- [The request]
The records should be written out in full, with nothing altered.

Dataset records

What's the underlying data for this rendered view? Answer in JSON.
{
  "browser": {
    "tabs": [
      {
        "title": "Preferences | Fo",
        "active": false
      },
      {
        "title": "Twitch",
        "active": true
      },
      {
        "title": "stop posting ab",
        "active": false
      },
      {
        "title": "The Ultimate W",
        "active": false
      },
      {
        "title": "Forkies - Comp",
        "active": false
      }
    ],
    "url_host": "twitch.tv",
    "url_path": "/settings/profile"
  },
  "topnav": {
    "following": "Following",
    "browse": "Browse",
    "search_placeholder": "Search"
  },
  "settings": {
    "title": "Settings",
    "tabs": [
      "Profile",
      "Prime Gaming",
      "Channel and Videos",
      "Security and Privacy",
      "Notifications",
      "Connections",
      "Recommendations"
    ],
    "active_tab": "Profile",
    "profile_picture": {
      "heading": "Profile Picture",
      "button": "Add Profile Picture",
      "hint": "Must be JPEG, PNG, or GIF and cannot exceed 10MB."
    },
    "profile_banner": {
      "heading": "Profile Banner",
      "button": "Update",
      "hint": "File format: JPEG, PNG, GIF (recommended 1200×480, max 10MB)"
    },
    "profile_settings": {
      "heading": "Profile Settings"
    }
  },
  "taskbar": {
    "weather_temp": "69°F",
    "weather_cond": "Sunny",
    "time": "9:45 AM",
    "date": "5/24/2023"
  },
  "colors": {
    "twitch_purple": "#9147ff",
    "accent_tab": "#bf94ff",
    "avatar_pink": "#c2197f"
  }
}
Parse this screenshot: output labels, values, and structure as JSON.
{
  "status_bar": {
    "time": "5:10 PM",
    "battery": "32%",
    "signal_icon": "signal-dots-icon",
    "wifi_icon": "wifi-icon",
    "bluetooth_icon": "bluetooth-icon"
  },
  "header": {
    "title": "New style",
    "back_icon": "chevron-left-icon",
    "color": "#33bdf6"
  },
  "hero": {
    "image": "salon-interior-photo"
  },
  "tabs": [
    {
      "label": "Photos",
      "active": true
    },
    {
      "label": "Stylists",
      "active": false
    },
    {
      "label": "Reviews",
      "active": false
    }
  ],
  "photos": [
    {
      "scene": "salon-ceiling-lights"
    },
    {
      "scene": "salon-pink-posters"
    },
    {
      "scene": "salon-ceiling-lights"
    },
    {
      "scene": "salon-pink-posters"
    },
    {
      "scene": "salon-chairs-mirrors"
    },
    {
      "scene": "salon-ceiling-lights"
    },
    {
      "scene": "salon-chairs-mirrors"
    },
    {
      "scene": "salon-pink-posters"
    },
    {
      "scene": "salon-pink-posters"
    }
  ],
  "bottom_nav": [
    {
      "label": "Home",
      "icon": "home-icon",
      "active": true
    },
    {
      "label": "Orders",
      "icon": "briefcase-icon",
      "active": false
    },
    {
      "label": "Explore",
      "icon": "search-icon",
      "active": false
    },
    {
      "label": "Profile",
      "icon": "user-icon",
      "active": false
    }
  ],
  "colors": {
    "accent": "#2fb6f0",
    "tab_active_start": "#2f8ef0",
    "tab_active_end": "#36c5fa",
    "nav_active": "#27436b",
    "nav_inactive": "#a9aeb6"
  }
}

- [The response]
What's the underlying data for this rendered view? Answer in JSON.
{
  "browser": {
    "tabs": [
      {
        "title": "Preferences | Fo",
        "active": false
      },
      {
        "title": "Twitch",
        "active": true
      },
      {
        "title": "stop posting ab",
        "active": false
      },
      {
        "title": "The Ultimate W",
        "active": false
      },
      {
        "title": "Forkies - Comp",
        "active": false
      }
    ],
    "url_host": "twitch.tv",
    "url_path": "/settings/profile"
  },
  "topnav": {
    "following": "Following",
    "browse": "Browse",
    "search_placeholder": "Search"
  },
  "settings": {
    "title": "Settings",
    "tabs": [
      "Profile",
      "Prime Gaming",
      "Channel and Videos",
      "Security and Privacy",
      "Notifications",
      "Connections",
      "Recommendations"
    ],
    "active_tab": "Profile",
    "profile_picture": {
      "heading": "Profile Picture",
      "button": "Add Profile Picture",
      "hint": "Must be JPEG, PNG, or GIF and cannot exceed 10MB."
    },
    "profile_banner": {
      "heading": "Profile Banner",
      "button": "Update",
      "hint": "File format: JPEG, PNG, GIF (recommended 1200×480, max 10MB)"
    },
    "profile_settings": {
      "heading": "Profile Settings"
    }
  },
  "taskbar": {
    "weather_temp": "69°F",
    "weather_cond": "Sunny",
    "time": "9:45 AM",
    "date": "5/24/2023"
  },
  "colors": {
    "twitch_purple": "#9147ff",
    "accent_tab": "#bf94ff",
    "avatar_pink": "#c2197f"
  }
}
Parse this screenshot: output labels, values, and structure as JSON.
{
  "status_bar": {
    "time": "5:10 PM",
    "battery": "32%",
    "signal_icon": "signal-dots-icon",
    "wifi_icon": "wifi-icon",
    "bluetooth_icon": "bluetooth-icon"
  },
  "header": {
    "title": "New style",
    "back_icon": "chevron-left-icon",
    "color": "#33bdf6"
  },
  "hero": {
    "image": "salon-interior-photo"
  },
  "tabs": [
    {
      "label": "Photos",
      "active": true
    },
    {
      "label": "Stylists",
      "active": false
    },
    {
      "label": "Reviews",
      "active": false
    }
  ],
  "photos": [
    {
      "scene": "salon-ceiling-lights"
    },
    {
      "scene": "salon-pink-posters"
    },
    {
      "scene": "salon-ceiling-lights"
    },
    {
      "scene": "salon-pink-posters"
    },
    {
      "scene": "salon-chairs-mirrors"
    },
    {
      "scene": "salon-ceiling-lights"
    },
    {
      "scene": "salon-chairs-mirrors"
    },
    {
      "scene": "salon-pink-posters"
    },
    {
      "scene": "salon-pink-posters"
    }
  ],
  "bottom_nav": [
    {
      "label": "Home",
      "icon": "home-icon",
      "active": true
    },
    {
      "label": "Orders",
      "icon": "briefcase-icon",
      "active": false
    },
    {
      "label": "Explore",
      "icon": "search-icon",
      "active": false
    },
    {
      "label": "Profile",
      "icon": "user-icon",
      "active": false
    }
  ],
  "colors": {
    "accent": "#2fb6f0",
    "tab_active_start": "#2f8ef0",
    "tab_active_end": "#36c5fa",
    "nav_active": "#27436b",
    "nav_inactive": "#a9aeb6"
  }
}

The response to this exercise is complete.